## begin Input rows

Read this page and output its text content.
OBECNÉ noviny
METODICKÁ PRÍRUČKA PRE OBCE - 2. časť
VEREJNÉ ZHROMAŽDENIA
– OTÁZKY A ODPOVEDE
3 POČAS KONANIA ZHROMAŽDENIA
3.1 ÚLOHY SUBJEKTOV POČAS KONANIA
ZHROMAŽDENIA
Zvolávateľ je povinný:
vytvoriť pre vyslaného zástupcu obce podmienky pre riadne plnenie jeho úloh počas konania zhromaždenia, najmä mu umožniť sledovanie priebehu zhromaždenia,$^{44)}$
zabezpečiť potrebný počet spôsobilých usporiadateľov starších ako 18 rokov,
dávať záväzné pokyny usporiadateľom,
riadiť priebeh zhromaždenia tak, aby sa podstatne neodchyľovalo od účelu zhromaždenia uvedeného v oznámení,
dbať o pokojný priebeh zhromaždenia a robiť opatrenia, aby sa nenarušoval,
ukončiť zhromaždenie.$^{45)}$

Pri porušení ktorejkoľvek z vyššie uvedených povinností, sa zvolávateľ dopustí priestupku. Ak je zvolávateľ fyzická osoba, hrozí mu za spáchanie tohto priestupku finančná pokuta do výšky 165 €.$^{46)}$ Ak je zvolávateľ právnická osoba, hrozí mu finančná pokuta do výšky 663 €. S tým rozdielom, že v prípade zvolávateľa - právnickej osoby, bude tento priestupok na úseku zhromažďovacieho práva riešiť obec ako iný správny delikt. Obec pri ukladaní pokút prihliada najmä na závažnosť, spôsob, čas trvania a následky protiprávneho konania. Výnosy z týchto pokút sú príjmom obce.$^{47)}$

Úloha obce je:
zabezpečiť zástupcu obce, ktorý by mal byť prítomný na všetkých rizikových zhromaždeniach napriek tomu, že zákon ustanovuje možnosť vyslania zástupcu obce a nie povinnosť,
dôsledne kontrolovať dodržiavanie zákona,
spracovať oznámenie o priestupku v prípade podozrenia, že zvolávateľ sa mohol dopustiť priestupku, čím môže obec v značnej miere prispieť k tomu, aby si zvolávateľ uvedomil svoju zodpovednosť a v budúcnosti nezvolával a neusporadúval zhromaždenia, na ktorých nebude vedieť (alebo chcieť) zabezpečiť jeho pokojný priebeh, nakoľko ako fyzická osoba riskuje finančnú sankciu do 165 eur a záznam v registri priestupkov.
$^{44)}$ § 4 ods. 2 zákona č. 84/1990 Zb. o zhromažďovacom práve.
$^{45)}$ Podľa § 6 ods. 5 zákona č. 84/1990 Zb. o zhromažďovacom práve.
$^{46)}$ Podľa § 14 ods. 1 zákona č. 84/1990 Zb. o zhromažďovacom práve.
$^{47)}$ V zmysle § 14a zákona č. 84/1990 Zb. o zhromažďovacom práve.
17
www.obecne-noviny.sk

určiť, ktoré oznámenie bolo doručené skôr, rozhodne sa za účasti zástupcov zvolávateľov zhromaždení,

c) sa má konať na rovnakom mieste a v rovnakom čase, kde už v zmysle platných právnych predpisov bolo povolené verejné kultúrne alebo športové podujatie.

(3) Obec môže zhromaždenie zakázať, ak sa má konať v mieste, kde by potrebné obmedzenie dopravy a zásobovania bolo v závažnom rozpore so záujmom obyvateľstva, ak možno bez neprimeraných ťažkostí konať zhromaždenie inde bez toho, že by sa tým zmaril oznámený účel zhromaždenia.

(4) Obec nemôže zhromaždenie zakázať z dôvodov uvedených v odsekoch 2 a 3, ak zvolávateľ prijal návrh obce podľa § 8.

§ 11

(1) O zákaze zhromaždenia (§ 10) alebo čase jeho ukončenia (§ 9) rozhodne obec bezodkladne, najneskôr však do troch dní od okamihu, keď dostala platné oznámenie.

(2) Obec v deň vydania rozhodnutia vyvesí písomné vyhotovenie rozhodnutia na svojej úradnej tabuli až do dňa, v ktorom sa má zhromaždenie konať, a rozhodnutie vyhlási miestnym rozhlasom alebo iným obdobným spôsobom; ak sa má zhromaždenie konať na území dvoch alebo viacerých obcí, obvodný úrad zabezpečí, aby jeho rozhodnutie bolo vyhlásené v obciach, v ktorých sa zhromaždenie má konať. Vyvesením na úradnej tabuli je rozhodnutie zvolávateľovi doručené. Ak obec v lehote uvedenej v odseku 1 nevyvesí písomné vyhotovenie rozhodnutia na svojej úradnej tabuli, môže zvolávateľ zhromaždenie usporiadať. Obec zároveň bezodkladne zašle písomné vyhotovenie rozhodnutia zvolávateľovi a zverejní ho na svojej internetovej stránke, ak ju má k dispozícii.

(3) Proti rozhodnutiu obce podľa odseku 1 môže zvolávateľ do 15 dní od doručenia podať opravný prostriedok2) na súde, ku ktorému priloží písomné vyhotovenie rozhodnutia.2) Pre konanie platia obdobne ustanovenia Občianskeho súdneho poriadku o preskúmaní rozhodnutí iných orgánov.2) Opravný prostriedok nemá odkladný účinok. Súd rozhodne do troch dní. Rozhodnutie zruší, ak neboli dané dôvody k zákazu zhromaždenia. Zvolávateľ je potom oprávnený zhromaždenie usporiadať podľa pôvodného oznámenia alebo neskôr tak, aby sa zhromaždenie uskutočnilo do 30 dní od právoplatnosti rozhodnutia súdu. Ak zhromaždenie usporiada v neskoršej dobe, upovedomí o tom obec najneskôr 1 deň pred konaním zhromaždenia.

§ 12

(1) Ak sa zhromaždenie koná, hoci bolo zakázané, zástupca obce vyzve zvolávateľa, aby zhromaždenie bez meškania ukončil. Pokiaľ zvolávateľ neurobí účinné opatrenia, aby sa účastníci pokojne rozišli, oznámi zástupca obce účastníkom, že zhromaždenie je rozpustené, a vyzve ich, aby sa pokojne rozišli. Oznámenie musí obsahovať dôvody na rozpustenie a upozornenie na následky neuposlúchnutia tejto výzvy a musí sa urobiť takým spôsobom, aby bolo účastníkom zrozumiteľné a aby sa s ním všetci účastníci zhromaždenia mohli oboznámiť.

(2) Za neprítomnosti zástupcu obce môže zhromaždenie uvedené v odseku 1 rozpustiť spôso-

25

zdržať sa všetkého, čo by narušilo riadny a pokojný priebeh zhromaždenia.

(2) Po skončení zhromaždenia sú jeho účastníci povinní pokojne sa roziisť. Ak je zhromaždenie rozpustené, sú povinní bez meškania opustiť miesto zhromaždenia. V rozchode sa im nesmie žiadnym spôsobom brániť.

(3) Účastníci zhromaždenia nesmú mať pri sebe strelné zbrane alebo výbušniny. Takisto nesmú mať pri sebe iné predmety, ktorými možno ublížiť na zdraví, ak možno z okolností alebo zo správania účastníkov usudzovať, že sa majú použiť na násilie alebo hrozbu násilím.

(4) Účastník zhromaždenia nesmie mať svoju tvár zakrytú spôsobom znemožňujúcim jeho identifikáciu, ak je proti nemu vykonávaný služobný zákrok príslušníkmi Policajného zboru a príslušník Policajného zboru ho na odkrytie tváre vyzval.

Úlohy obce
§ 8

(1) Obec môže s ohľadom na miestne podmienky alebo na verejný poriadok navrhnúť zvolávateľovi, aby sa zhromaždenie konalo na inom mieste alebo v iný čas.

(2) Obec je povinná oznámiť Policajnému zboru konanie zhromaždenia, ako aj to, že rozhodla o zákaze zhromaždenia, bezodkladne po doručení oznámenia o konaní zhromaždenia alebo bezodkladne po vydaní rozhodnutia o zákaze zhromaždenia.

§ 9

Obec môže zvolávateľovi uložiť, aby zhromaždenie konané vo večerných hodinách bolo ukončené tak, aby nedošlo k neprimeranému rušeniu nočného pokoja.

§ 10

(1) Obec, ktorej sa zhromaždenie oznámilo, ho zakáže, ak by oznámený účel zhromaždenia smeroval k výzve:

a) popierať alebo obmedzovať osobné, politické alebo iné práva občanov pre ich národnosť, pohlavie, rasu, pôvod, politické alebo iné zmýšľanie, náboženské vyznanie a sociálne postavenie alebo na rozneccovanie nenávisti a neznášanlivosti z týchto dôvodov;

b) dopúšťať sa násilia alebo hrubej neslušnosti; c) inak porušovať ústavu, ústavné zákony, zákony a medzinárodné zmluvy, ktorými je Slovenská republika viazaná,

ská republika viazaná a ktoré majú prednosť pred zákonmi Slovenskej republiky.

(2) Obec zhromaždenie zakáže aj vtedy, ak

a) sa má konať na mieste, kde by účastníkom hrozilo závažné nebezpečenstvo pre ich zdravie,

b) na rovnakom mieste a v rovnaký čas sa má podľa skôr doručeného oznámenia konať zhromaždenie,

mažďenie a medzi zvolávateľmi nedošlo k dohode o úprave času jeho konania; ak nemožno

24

## end Input rows

The exercise:
In the entries above, find lines with "zástupcu" and copy each.

Exercise solution:
vytvoriť pre vyslaného zástupcu obce podmienky pre riadne plnenie jeho úloh počas konania zhromaždenia, najmä mu umožniť sledovanie priebehu zhromaždenia,$^{44)}$
zabezpečiť zástupcu obce, ktorý by mal byť prítomný na všetkých rizikových zhromaždeniach napriek tomu, že zákon ustanovuje možnosť vyslania zástupcu obce a nie povinnosť,
(2) Za neprítomnosti zástupcu obce môže zhromaždenie uvedené v odseku 1 rozpustiť spôso-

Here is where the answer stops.